[Stored data]
□ □ □
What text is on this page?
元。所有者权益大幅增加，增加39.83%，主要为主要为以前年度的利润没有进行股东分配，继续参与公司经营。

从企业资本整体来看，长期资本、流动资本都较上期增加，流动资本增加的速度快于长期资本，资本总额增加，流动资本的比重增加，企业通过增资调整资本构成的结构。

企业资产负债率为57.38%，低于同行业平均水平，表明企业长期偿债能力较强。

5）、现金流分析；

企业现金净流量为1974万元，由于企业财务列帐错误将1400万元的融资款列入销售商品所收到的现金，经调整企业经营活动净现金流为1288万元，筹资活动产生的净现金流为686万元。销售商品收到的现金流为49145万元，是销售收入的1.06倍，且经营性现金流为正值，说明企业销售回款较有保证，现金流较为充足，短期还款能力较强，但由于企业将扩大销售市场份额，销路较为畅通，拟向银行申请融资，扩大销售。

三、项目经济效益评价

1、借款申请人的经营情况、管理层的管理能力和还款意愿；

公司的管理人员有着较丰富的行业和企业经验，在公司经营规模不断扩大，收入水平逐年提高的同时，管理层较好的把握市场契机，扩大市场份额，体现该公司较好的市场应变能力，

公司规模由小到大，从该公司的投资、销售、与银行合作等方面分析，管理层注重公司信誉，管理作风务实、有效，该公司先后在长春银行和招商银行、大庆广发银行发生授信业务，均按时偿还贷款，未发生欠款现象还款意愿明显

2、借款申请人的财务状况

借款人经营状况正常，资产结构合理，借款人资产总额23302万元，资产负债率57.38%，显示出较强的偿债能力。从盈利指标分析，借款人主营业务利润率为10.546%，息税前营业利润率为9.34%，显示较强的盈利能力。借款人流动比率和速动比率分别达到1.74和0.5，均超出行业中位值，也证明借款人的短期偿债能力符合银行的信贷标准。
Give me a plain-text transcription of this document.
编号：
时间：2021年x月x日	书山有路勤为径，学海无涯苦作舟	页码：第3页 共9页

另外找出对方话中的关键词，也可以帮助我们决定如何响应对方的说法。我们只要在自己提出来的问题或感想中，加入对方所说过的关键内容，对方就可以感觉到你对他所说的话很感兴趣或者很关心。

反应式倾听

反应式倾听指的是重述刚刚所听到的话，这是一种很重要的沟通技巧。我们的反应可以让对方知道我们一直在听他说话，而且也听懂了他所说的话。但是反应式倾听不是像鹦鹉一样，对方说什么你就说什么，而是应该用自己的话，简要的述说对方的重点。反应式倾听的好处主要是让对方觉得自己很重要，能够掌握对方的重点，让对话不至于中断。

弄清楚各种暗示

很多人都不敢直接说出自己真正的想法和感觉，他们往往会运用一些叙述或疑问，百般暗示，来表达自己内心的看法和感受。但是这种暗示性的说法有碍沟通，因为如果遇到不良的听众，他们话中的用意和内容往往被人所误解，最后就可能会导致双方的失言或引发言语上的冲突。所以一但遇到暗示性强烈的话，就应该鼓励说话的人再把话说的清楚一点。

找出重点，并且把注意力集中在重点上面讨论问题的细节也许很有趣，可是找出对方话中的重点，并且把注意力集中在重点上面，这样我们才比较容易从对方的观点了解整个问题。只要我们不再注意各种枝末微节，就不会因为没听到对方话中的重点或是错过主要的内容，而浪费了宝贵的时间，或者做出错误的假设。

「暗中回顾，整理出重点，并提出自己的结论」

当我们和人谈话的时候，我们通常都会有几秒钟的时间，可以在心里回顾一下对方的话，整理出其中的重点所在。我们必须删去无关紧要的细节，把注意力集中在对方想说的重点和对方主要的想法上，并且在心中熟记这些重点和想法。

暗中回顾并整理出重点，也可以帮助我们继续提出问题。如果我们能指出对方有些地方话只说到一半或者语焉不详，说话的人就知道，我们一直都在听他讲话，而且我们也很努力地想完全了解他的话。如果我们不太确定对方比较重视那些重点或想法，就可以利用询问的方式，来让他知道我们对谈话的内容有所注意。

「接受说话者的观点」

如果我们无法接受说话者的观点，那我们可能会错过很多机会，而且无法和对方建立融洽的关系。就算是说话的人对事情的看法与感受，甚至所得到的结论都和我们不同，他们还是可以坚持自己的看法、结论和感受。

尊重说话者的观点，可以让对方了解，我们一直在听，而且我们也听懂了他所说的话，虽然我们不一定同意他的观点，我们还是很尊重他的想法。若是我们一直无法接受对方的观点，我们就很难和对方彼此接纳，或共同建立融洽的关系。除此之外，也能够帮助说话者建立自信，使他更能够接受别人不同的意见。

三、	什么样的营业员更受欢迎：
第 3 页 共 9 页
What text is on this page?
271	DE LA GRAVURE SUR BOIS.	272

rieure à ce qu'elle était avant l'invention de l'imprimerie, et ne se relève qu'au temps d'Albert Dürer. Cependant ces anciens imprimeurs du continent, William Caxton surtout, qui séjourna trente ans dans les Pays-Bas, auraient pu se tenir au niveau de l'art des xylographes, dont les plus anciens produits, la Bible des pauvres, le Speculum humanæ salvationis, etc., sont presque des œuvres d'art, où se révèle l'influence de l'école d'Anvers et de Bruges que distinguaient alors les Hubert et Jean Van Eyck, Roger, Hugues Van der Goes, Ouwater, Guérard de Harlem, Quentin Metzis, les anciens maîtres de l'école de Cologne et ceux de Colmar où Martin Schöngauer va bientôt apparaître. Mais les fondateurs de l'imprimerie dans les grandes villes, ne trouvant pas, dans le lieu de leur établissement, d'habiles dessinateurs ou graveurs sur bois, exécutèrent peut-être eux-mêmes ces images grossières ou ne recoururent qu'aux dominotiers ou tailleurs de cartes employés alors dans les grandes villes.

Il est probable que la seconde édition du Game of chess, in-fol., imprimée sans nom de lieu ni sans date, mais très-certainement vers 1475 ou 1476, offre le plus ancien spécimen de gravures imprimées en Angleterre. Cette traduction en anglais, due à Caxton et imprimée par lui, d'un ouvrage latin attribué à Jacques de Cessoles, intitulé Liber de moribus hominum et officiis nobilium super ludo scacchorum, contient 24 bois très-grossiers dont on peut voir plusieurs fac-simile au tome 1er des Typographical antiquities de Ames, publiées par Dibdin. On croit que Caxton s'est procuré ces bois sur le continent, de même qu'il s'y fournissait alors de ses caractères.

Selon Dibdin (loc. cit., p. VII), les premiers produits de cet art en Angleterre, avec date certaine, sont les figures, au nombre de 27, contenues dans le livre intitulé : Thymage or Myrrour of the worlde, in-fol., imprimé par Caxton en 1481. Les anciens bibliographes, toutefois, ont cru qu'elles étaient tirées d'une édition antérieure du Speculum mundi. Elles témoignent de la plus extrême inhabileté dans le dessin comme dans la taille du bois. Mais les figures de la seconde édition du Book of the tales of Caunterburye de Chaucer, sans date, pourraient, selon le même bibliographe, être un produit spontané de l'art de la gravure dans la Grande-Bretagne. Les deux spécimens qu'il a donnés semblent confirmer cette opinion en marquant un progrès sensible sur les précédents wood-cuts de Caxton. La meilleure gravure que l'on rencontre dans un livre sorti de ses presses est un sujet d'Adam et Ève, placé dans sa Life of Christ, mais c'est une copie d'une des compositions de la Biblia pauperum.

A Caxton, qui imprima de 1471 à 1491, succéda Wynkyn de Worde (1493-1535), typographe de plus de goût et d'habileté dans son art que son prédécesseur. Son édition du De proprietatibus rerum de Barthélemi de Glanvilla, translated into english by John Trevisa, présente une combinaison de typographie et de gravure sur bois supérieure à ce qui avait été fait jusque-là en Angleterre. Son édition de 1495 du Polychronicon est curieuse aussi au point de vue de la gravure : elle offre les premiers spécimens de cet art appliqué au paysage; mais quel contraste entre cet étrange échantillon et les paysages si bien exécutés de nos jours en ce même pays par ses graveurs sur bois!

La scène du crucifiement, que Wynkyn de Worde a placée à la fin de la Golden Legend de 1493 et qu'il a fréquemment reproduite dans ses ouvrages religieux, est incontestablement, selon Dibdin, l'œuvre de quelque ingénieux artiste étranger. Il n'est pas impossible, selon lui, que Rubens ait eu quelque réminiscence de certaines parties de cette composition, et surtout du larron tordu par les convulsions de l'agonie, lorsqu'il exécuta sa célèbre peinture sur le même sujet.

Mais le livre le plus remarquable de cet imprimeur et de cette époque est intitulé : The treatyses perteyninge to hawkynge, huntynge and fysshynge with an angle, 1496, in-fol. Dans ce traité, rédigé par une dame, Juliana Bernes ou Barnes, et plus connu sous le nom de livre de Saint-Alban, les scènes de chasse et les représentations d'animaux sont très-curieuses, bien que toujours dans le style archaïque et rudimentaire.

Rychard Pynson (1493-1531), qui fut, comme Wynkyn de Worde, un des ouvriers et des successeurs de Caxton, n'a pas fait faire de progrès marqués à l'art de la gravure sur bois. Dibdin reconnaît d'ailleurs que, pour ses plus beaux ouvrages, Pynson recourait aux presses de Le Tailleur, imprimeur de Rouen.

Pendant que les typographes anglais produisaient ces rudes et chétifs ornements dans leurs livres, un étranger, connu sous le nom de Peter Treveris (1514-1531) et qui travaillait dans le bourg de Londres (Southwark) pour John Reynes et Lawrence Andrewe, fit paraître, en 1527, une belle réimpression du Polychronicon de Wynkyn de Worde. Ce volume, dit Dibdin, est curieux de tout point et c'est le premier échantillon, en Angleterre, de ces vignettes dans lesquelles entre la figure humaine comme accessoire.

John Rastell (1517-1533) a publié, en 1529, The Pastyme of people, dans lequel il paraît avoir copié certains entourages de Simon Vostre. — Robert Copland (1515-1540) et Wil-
□ □ □
Written request »
Copy each line of the records containing the string "anglais".

Exercise output »
Il est probable que la seconde édition du Game of chess, in-fol., imprimée sans nom de lieu ni sans date, mais très-certainement vers 1475 ou 1476, offre le plus ancien spécimen de gravures imprimées en Angleterre. Cette traduction en anglais, due à Caxton et imprimée par lui, d'un ouvrage latin attribué à Jacques de Cessoles, intitulé Liber de moribus hominum et officiis nobilium super ludo scacchorum, contient 24 bois très-grossiers dont on peut voir plusieurs fac-simile au tome 1er des Typographical antiquities de Ames, publiées par Dibdin. On croit que Caxton s'est procuré ces bois sur le continent, de même qu'il s'y fournissait alors de ses caractères.
Pendant que les typographes anglais produisaient ces rudes et chétifs ornements dans leurs livres, un étranger, connu sous le nom de Peter Treveris (1514-1531) et qui travaillait dans le bourg de Londres (Southwark) pour John Reynes et Lawrence Andrewe, fit paraître, en 1527, une belle réimpression du Polychronicon de Wynkyn de Worde. Ce volume, dit Dibdin, est curieux de tout point et c'est le premier échantillon, en Angleterre, de ces vignettes dans lesquelles entre la figure humaine comme accessoire.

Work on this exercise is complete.